__The task__:
All of the records below need to be copied exactly.

Dataset items
....
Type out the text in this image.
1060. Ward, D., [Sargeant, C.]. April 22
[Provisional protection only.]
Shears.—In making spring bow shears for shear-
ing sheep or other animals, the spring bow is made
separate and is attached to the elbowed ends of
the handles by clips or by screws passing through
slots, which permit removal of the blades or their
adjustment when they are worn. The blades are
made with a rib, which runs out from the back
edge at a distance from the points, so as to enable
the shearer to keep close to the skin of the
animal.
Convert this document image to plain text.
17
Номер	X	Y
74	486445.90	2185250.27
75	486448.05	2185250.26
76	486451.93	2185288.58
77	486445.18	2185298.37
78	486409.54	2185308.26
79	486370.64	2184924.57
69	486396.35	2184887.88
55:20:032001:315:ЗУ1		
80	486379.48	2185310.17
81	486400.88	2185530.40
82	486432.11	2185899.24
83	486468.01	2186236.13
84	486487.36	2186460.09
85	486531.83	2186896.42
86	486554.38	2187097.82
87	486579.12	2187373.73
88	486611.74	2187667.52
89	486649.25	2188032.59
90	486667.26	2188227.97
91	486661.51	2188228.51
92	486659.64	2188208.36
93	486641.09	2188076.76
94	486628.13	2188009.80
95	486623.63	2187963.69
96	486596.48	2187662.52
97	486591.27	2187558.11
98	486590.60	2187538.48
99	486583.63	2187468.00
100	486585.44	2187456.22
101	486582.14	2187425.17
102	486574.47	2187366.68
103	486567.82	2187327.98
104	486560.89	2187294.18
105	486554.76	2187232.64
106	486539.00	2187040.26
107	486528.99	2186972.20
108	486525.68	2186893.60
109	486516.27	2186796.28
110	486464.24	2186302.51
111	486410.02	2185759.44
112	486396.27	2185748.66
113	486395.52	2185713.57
....
__Result of the exercise__:
Type out the text in this image.
1060. Ward, D., [Sargeant, C.]. April 22
[Provisional protection only.]
Shears.—In making spring bow shears for shear-
ing sheep or other animals, the spring bow is made
separate and is attached to the elbowed ends of
the handles by clips or by screws passing through
slots, which permit removal of the blades or their
adjustment when they are worn. The blades are
made with a rib, which runs out from the back
edge at a distance from the points, so as to enable
the shearer to keep close to the skin of the
animal.
Convert this document image to plain text.
17
Номер	X	Y
74	486445.90	2185250.27
75	486448.05	2185250.26
76	486451.93	2185288.58
77	486445.18	2185298.37
78	486409.54	2185308.26
79	486370.64	2184924.57
69	486396.35	2184887.88
55:20:032001:315:ЗУ1		
80	486379.48	2185310.17
81	486400.88	2185530.40
82	486432.11	2185899.24
83	486468.01	2186236.13
84	486487.36	2186460.09
85	486531.83	2186896.42
86	486554.38	2187097.82
87	486579.12	2187373.73
88	486611.74	2187667.52
89	486649.25	2188032.59
90	486667.26	2188227.97
91	486661.51	2188228.51
92	486659.64	2188208.36
93	486641.09	2188076.76
94	486628.13	2188009.80
95	486623.63	2187963.69
96	486596.48	2187662.52
97	486591.27	2187558.11
98	486590.60	2187538.48
99	486583.63	2187468.00
100	486585.44	2187456.22
101	486582.14	2187425.17
102	486574.47	2187366.68
103	486567.82	2187327.98
104	486560.89	2187294.18
105	486554.76	2187232.64
106	486539.00	2187040.26
107	486528.99	2186972.20
108	486525.68	2186893.60
109	486516.27	2186796.28
110	486464.24	2186302.51
111	486410.02	2185759.44
112	486396.27	2185748.66
113	486395.52	2185713.57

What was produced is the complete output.